## [ИСТОЧНИК]
Базировались мы в селе Корнешты, расположенном на юго-западных склонах молдавских Кодр. Кодры — это гряда невысоких гор, покрытых лесами из благородных пород. В основном, бук, граб, дуб с высокими стволами и богатыми раскидистыми кронами, панорама и виды красивейшие. От Корнешт до Унген — пограничного пункта с Румынией, примерно 10–12 км.

Расселили нас всех в одном конце села. Римма, я и Надя поселились в комнатке примерно 8–9 кв. м с земляным полом, маленьким окошком и низким потолком. В другой комнате этой глинобитной хаты, площадью побольше, жили хозяева с детьми. Еду мы себе готовили на керосинке в своей девятиметровке. Жили дружно.

Аполлинария Филаретовна с секретарем жила в домике попросторнее, с верандой. Вернее, в их распоряжении была только веранда. А комнаты оставались, видимо, за хозяевами. Во всяком случае, когда они принимали нас, давая руководящие указания, все следы их жизнедеятельности располагались на веранде.

## [ЗАДАНИЕ И ТРЕБОВАНИЯ]
Продолжите рассказ о жизни в селе Корнешты, начав сразу после его последнего предложения.

## [РАЗДЕЛ ДАННЫХ]
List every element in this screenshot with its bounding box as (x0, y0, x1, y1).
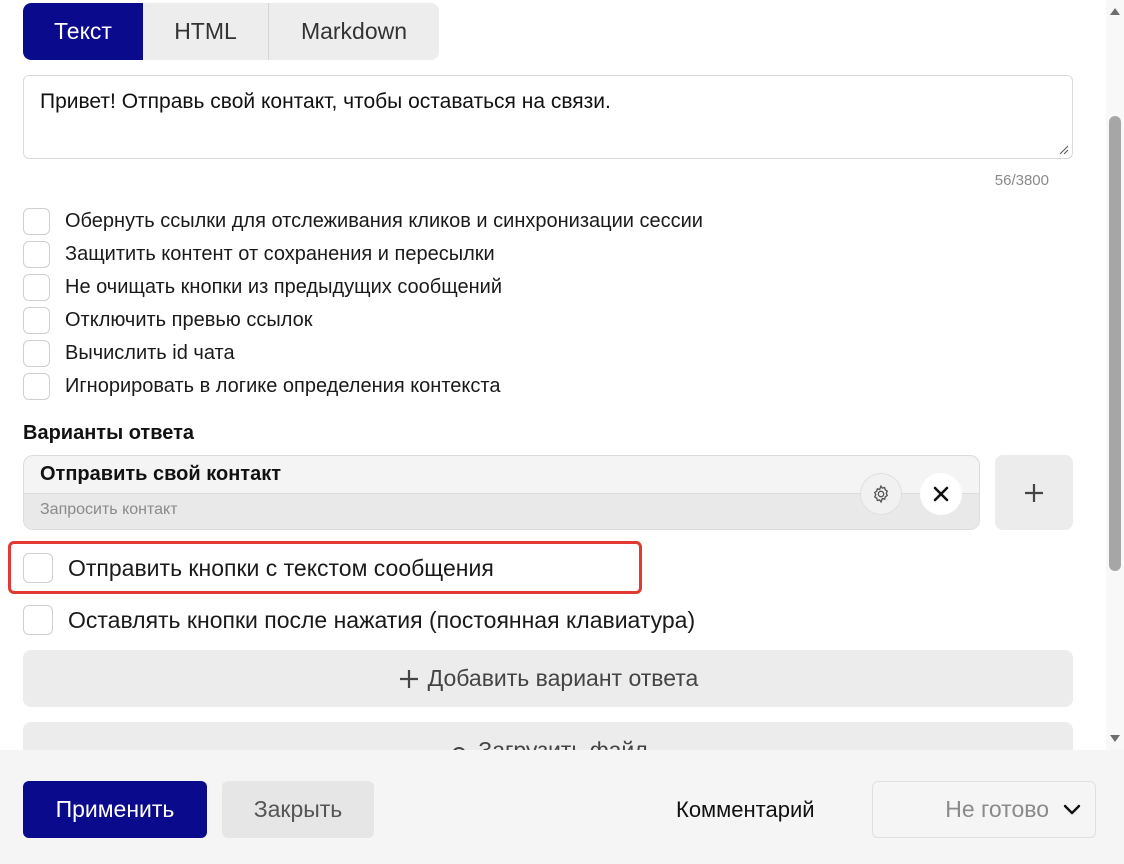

## [ОТВЕТ К ЗАДАНИЮ]
Лида Данилова жила отдельно, тоже в скромных условиях. Работали мы в экспедиции с конца мая по начало сентября. Нашей задачей было наблюдение метеорологических и климатических характеристик. Места для наблюдения выбирались на полянах с экспозицией южных направлений, достаточно хорошо освещаемых солнцем, и, как правило, защищаемых высоким древостоем от возможных холодных ветров.

Для измерений использовался походный комплект приборов тех лет. Психрометр Ассмана для измерения температуры и влажности воздуха, анемометр Фусса — скорости и направления ветра, барометр — давления, максимальный и минимальный термометры и др. Результаты визуальных наблюдений о количестве солнечных часов и дней, облачности, осадков и так далее тоже заносились в журнал наблюдений. Измерения производились практически ежедневно через каждые три часа. Ночные измерения для установления суточного хода проводились значительно реже, за исключением постоянной фиксации температуры за весь период наблюдений.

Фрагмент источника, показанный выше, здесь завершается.